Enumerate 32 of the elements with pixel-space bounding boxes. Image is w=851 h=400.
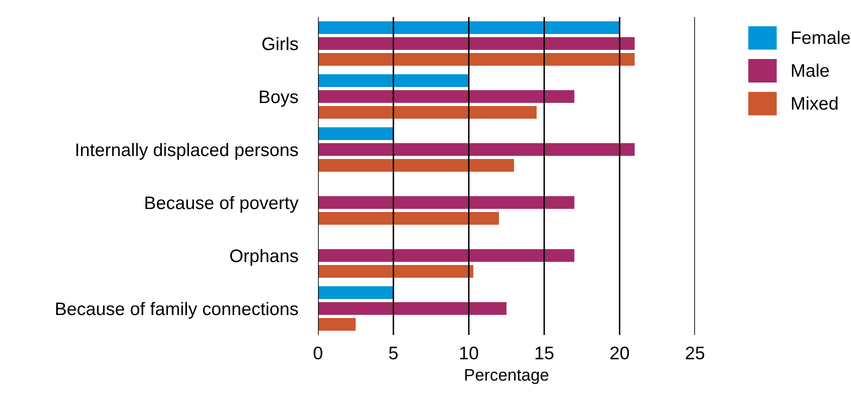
bar [318, 127, 394, 140]
bar [318, 318, 356, 331]
x-tick-label: 0 [314, 346, 322, 360]
legend-label: Mixed [792, 96, 838, 110]
y-tick-label: Because of family connections [56, 302, 298, 319]
bar [318, 212, 499, 225]
bar [318, 302, 506, 315]
y-tick-label: Boys [260, 90, 298, 107]
y-tick-label: Internally displaced persons [76, 142, 298, 160]
x-tick-label: 10 [460, 346, 478, 360]
bar [318, 106, 537, 119]
x-axis-title: Percentage [465, 369, 548, 384]
bar [318, 21, 620, 34]
bar [318, 143, 635, 156]
x-tick-label: 5 [389, 346, 398, 360]
x-tick-label: 20 [610, 346, 629, 360]
legend-label: Female [792, 30, 850, 44]
bar [318, 90, 574, 103]
y-tick-label: Orphans [230, 248, 298, 266]
bar [318, 265, 474, 278]
bar [318, 74, 469, 87]
x-tick-label: 15 [536, 346, 554, 360]
bar [318, 53, 635, 66]
bar [318, 159, 514, 172]
legend-label: Male [792, 64, 829, 77]
bar [318, 249, 574, 262]
y-tick-label: Because of poverty [145, 196, 299, 213]
bar [318, 286, 394, 299]
y-tick-label: Girls [262, 36, 298, 50]
bar [318, 196, 574, 209]
bar [318, 37, 635, 50]
x-tick-label: 25 [686, 346, 704, 360]
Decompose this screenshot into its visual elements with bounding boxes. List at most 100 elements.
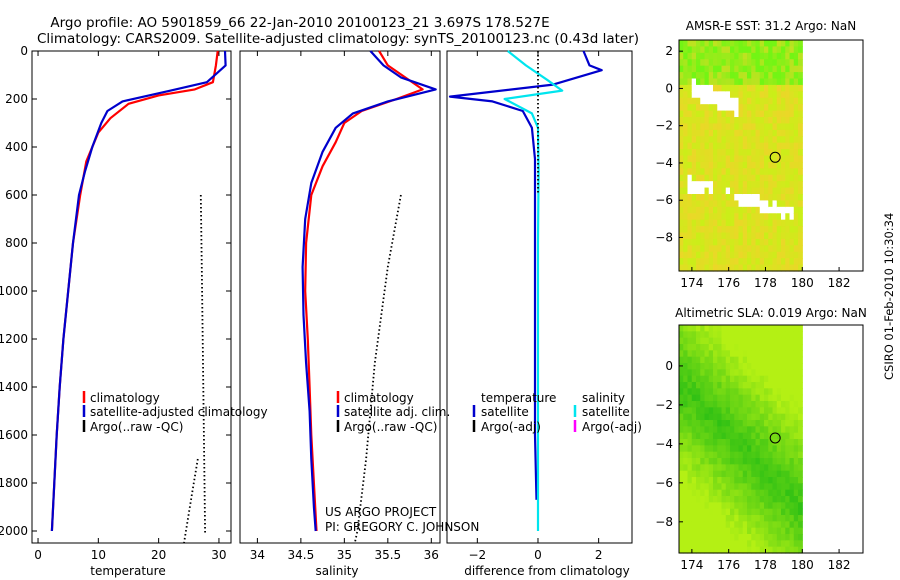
map-cell [781,181,786,189]
map-cell [781,129,786,137]
map-cell [751,206,757,214]
map-cell [687,331,693,339]
map-cell [742,439,748,446]
map-cell [725,129,731,137]
map-cell [759,489,765,497]
map-cell [734,502,740,510]
map-cell [759,458,765,465]
map-cell [742,489,748,497]
map-cell [789,194,795,202]
map-cell [768,226,774,234]
map-cell [691,129,697,137]
map-cell [734,40,740,48]
map-cell [717,104,723,112]
map-cell [713,174,718,182]
map-cell [798,110,803,118]
map-cell [789,337,795,345]
map-cell [687,59,693,67]
map-cell [696,194,701,202]
map-cell [734,155,740,163]
map-cell [789,142,795,150]
map-cell [704,117,710,125]
map-cell [687,483,693,491]
map-cell [764,194,769,202]
map-cell [683,65,689,73]
map-cell [764,123,769,131]
map-cell [708,464,714,472]
map-cell [708,508,714,516]
map-cell [764,110,769,118]
map-cell [734,413,740,421]
map-cell [789,136,795,144]
map-cell [696,426,701,434]
map-cell [696,515,701,522]
map-cell [755,251,761,259]
map-cell [734,238,740,246]
map-cell [717,174,723,182]
map-cell [717,369,723,377]
map-cell [687,46,693,54]
map-cell [713,369,718,377]
map-cell [704,458,710,465]
y-tick-label: 1000 [0,284,28,298]
map-cell [776,219,782,227]
legend-label: satellite [481,405,529,419]
map-cell [730,356,735,364]
map-cell [725,161,731,169]
map-cell [691,52,697,60]
map-cell [772,52,778,60]
map-cell [679,502,684,510]
map-cell [798,181,803,189]
map-cell [708,350,714,358]
map-cell [687,363,693,370]
map-cell [738,502,744,510]
map-cell [755,206,761,214]
project-credit: US ARGO PROJECT [325,505,437,519]
map-cell [696,470,701,478]
map-cell [747,477,752,484]
map-cell [738,515,744,522]
map-cell [768,337,774,345]
map-cell [793,470,799,478]
map-cell [798,238,803,246]
map-cell [725,59,731,67]
map-cell [781,251,786,259]
map-cell [713,325,718,332]
map-cell [793,331,799,339]
map-cell [764,251,769,259]
map-cell [700,213,706,221]
map-cell [751,123,757,131]
map-cell [687,245,693,253]
map-cell [696,483,701,491]
map-cell [755,496,761,503]
map-cell [696,363,701,370]
map-cell [700,149,706,157]
map-cell [759,65,765,73]
map-cell [755,168,761,176]
map-cell [776,91,782,99]
map-cell [717,413,723,421]
map-cell [691,181,697,189]
map-cell [691,194,697,202]
map-cell [700,168,706,176]
map-cell [798,432,803,440]
map-cell [781,420,786,427]
map-cell [704,527,710,535]
y-tick-label: −4 [655,156,673,170]
map-cell [691,350,697,358]
map-cell [730,439,735,446]
map-cell [717,363,723,370]
map-cell [772,226,778,234]
map-cell [704,445,710,453]
x-tick-label: 182 [828,276,851,290]
map-cell [764,445,769,453]
map-cell [764,213,769,221]
map-cell [759,40,765,48]
map-cell [696,142,701,150]
map-cell [751,213,757,221]
map-cell [747,213,752,221]
map-cell [730,65,735,73]
map-cell [717,123,723,131]
map-cell [772,521,778,529]
map-cell [759,527,765,535]
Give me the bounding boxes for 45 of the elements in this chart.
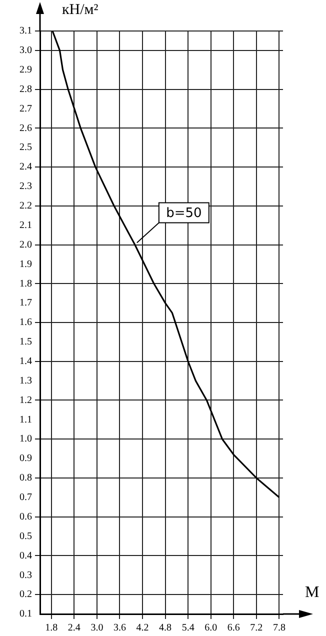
y-tick-label: 1.5: [20, 336, 32, 348]
y-tick-label: 0.9: [20, 453, 32, 464]
y-tick-label: 1.4: [20, 356, 32, 367]
y-tick-label: 1.6: [20, 317, 32, 328]
y-tick-label: 1.9: [20, 258, 32, 270]
y-tick-label: 2.9: [20, 64, 32, 76]
x-tick-label: 6.6: [227, 622, 240, 634]
y-tick-label: 3.1: [20, 26, 32, 37]
x-tick-label: 3.0: [90, 622, 104, 634]
y-tick-label: 0.5: [20, 530, 32, 542]
y-tick-label: 0.7: [20, 492, 32, 504]
x-tick-label: 2.4: [68, 622, 80, 634]
y-tick-label: 2.1: [20, 220, 32, 231]
y-tick-label: 0.6: [20, 511, 32, 522]
y-tick-label: 1.2: [20, 394, 32, 406]
annotation: b=50: [166, 206, 202, 222]
y-tick-label: 2.0: [20, 239, 32, 250]
x-tick-label: 4.8: [159, 622, 172, 634]
y-tick-label: 0.3: [20, 570, 32, 581]
y-tick-label: 2.2: [20, 200, 32, 212]
x-tick-label: 4.2: [136, 622, 149, 634]
y-tick-label: 0.8: [20, 472, 32, 484]
y-tick-label: 0.4: [20, 550, 32, 562]
y-tick-label: 1.1: [20, 414, 32, 426]
y-tick-label: 0.1: [20, 608, 32, 620]
x-tick-label: 7.2: [250, 622, 263, 634]
x-axis-title: М: [305, 584, 320, 602]
y-tick-label: 2.6: [20, 122, 32, 134]
x-tick-label: 6.0: [204, 622, 218, 634]
y-tick-label: 1.7: [20, 298, 32, 309]
y-tick-label: 2.5: [20, 142, 32, 154]
y-tick-label: 2.8: [20, 84, 32, 95]
x-tick-label: 7.8: [272, 622, 286, 634]
y-tick-label: 1.8: [20, 278, 32, 290]
y-tick-label: 2.4: [20, 162, 32, 173]
y-tick-label: 1.0: [20, 434, 32, 445]
y-axis-title: кН/м²: [62, 2, 98, 19]
x-tick-label: 3.6: [113, 622, 126, 634]
x-tick-label: 1.8: [45, 622, 58, 634]
y-tick-label: 2.7: [20, 103, 32, 114]
x-tick-label: 5.4: [182, 622, 194, 634]
y-tick-label: 2.3: [20, 181, 32, 192]
y-tick-label: 0.2: [20, 589, 32, 600]
y-tick-label: 3.0: [20, 45, 32, 56]
y-tick-label: 1.3: [20, 375, 32, 386]
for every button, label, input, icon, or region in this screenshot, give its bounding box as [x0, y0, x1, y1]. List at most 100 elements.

* * * * * * *

• THE TASK: Recast all the rows above as a numbered list, skipping blank lines and leaving out the pictures.

• OUTPUT BELOW:
1. Enumerate 32 of the elements with pixel-space bounding boxes. Image is w=851 h=400.
2. bar [318, 127, 394, 140]
3. bar [318, 318, 356, 331]
4. x-tick-label: 0 [314, 346, 322, 360]
5. legend-label: Mixed [792, 96, 838, 110]
6. y-tick-label: Because of family connections [56, 302, 298, 319]
7. bar [318, 212, 499, 225]
8. bar [318, 302, 506, 315]
9. y-tick-label: Boys [260, 90, 298, 107]
10. y-tick-label: Internally displaced persons [76, 142, 298, 160]
11. x-tick-label: 10 [460, 346, 478, 360]
12. bar [318, 106, 537, 119]
13. x-axis-title: Percentage [465, 369, 548, 384]
14. bar [318, 21, 620, 34]
15. bar [318, 143, 635, 156]
16. x-tick-label: 5 [389, 346, 398, 360]
17. x-tick-label: 20 [610, 346, 629, 360]
18. legend-label: Female [792, 30, 850, 44]
19. bar [318, 90, 574, 103]
20. y-tick-label: Orphans [230, 248, 298, 266]
21. bar [318, 265, 474, 278]
22. bar [318, 74, 469, 87]
23. x-tick-label: 15 [536, 346, 554, 360]
24. bar [318, 53, 635, 66]
25. bar [318, 159, 514, 172]
26. legend-label: Male [792, 64, 829, 77]
27. bar [318, 249, 574, 262]
28. y-tick-label: Because of poverty [145, 196, 299, 213]
29. bar [318, 286, 394, 299]
30. y-tick-label: Girls [262, 36, 298, 50]
31. bar [318, 196, 574, 209]
32. bar [318, 37, 635, 50]
33. x-tick-label: 25 [686, 346, 704, 360]
34. Decompose this screenshot into its visual elements with bounding boxes. List at most 100 elements.
35. map-cell [781,181,786,189]
36. map-cell [781,129,786,137]
37. map-cell [751,206,757,214]
38. map-cell [687,331,693,339]
39. map-cell [742,439,748,446]
40. map-cell [725,129,731,137]
41. map-cell [759,489,765,497]
42. map-cell [734,502,740,510]
43. map-cell [759,458,765,465]
44. map-cell [742,489,748,497]
45. map-cell [789,194,795,202]
46. map-cell [768,226,774,234]
47. map-cell [691,129,697,137]
48. map-cell [734,40,740,48]
49. map-cell [717,104,723,112]
50. map-cell [713,174,718,182]
51. map-cell [798,110,803,118]
52. map-cell [789,337,795,345]
53. map-cell [687,59,693,67]
54. map-cell [696,194,701,202]
55. map-cell [734,155,740,163]
56. map-cell [789,142,795,150]
57. map-cell [704,117,710,125]
58. map-cell [687,483,693,491]
59. map-cell [764,194,769,202]
60. map-cell [683,65,689,73]
61. map-cell [764,123,769,131]
62. map-cell [708,464,714,472]
63. map-cell [708,508,714,516]
64. map-cell [764,110,769,118]
65. map-cell [734,413,740,421]
66. map-cell [789,136,795,144]
67. map-cell [696,426,701,434]
68. map-cell [696,515,701,522]
69. map-cell [755,251,761,259]
70. map-cell [734,238,740,246]
71. map-cell [717,174,723,182]
72. map-cell [717,369,723,377]
73. map-cell [687,46,693,54]
74. map-cell [713,369,718,377]
75. map-cell [704,458,710,465]
76. y-tick-label: 1000 [0,284,28,298]
77. map-cell [776,219,782,227]
78. legend-label: satellite [481,405,529,419]
79. map-cell [730,356,735,364]
80. map-cell [725,161,731,169]
81. map-cell [691,52,697,60]
82. map-cell [772,52,778,60]
83. map-cell [679,502,684,510]
84. map-cell [798,181,803,189]
85. map-cell [708,350,714,358]
86. map-cell [687,363,693,370]
87. map-cell [738,502,744,510]
88. map-cell [755,206,761,214]
89. project-credit: US ARGO PROJECT [325,505,437,519]
90. map-cell [696,470,701,478]
91. map-cell [747,477,752,484]
92. map-cell [738,515,744,522]
93. map-cell [768,337,774,345]
94. map-cell [793,470,799,478]
95. map-cell [798,238,803,246]
96. map-cell [725,59,731,67]
97. map-cell [781,251,786,259]
98. map-cell [713,325,718,332]
99. map-cell [793,331,799,339]
100. map-cell [764,251,769,259]
101. map-cell [700,213,706,221]
102. map-cell [751,123,757,131]
103. map-cell [687,245,693,253]
104. map-cell [696,483,701,491]
105. map-cell [755,496,761,503]
106. map-cell [696,363,701,370]
107. map-cell [700,149,706,157]
108. map-cell [759,65,765,73]
109. map-cell [755,168,761,176]
110. map-cell [776,91,782,99]
111. map-cell [717,413,723,421]
112. map-cell [691,181,697,189]
113. map-cell [691,194,697,202]
114. map-cell [700,168,706,176]
115. map-cell [798,432,803,440]
116. map-cell [781,420,786,427]
117. map-cell [704,527,710,535]
118. y-tick-label: −4 [655,156,673,170]
119. map-cell [691,350,697,358]
120. map-cell [730,439,735,446]
121. map-cell [717,363,723,370]
122. map-cell [772,226,778,234]
123. map-cell [704,445,710,453]
124. x-tick-label: 182 [828,276,851,290]
125. map-cell [764,445,769,453]
126. map-cell [764,213,769,221]
127. map-cell [759,40,765,48]
128. map-cell [696,142,701,150]
129. map-cell [751,213,757,221]
130. map-cell [747,213,752,221]
131. map-cell [730,65,735,73]
132. map-cell [717,123,723,131]
133. map-cell [772,521,778,529]
134. map-cell [759,527,765,535]
135. Give me the bounding boxes for 45 of the elements in this chart.
136. y-tick-label: 1.5: [20, 336, 32, 348]
137. y-tick-label: 0.9: [20, 453, 32, 464]
138. y-tick-label: 1.4: [20, 356, 32, 367]
139. y-tick-label: 1.6: [20, 317, 32, 328]
140. y-tick-label: 1.9: [20, 258, 32, 270]
141. y-tick-label: 2.9: [20, 64, 32, 76]
142. x-tick-label: 6.6: [227, 622, 240, 634]
143. y-tick-label: 3.1: [20, 26, 32, 37]
144. x-tick-label: 3.0: [90, 622, 104, 634]
145. y-tick-label: 0.5: [20, 530, 32, 542]
146. y-tick-label: 0.7: [20, 492, 32, 504]
147. x-tick-label: 2.4: [68, 622, 80, 634]
148. y-tick-label: 2.1: [20, 220, 32, 231]
149. y-tick-label: 0.6: [20, 511, 32, 522]
150. y-tick-label: 1.2: [20, 394, 32, 406]
151. annotation: b=50: [166, 206, 202, 222]
152. y-tick-label: 2.0: [20, 239, 32, 250]
153. x-tick-label: 4.8: [159, 622, 172, 634]
154. y-tick-label: 0.3: [20, 570, 32, 581]
155. y-tick-label: 2.2: [20, 200, 32, 212]
156. x-tick-label: 4.2: [136, 622, 149, 634]
157. y-tick-label: 0.8: [20, 472, 32, 484]
158. y-tick-label: 0.4: [20, 550, 32, 562]
159. y-tick-label: 1.1: [20, 414, 32, 426]
160. y-tick-label: 0.1: [20, 608, 32, 620]
161. x-tick-label: 7.2: [250, 622, 263, 634]
162. x-axis-title: М: [305, 584, 320, 602]
163. y-tick-label: 2.6: [20, 122, 32, 134]
164. x-tick-label: 6.0: [204, 622, 218, 634]
165. y-tick-label: 1.7: [20, 298, 32, 309]
166. y-tick-label: 2.5: [20, 142, 32, 154]
167. y-tick-label: 2.8: [20, 84, 32, 95]
168. x-tick-label: 7.8: [272, 622, 286, 634]
169. y-tick-label: 1.8: [20, 278, 32, 290]
170. y-tick-label: 2.4: [20, 162, 32, 173]
171. y-tick-label: 1.0: [20, 434, 32, 445]
172. y-axis-title: кН/м²: [62, 2, 98, 19]
173. x-tick-label: 3.6: [113, 622, 126, 634]
174. x-tick-label: 1.8: [45, 622, 58, 634]
175. y-tick-label: 2.7: [20, 103, 32, 114]
176. x-tick-label: 5.4: [182, 622, 194, 634]
177. y-tick-label: 2.3: [20, 181, 32, 192]
178. y-tick-label: 0.2: [20, 589, 32, 600]
179. y-tick-label: 3.0: [20, 45, 32, 56]
180. y-tick-label: 1.3: [20, 375, 32, 386]
181. for every button, label, input, icon, or region in this screenshot, give its bounding box as [x0, y0, x1, y1]. List at most 100 elements.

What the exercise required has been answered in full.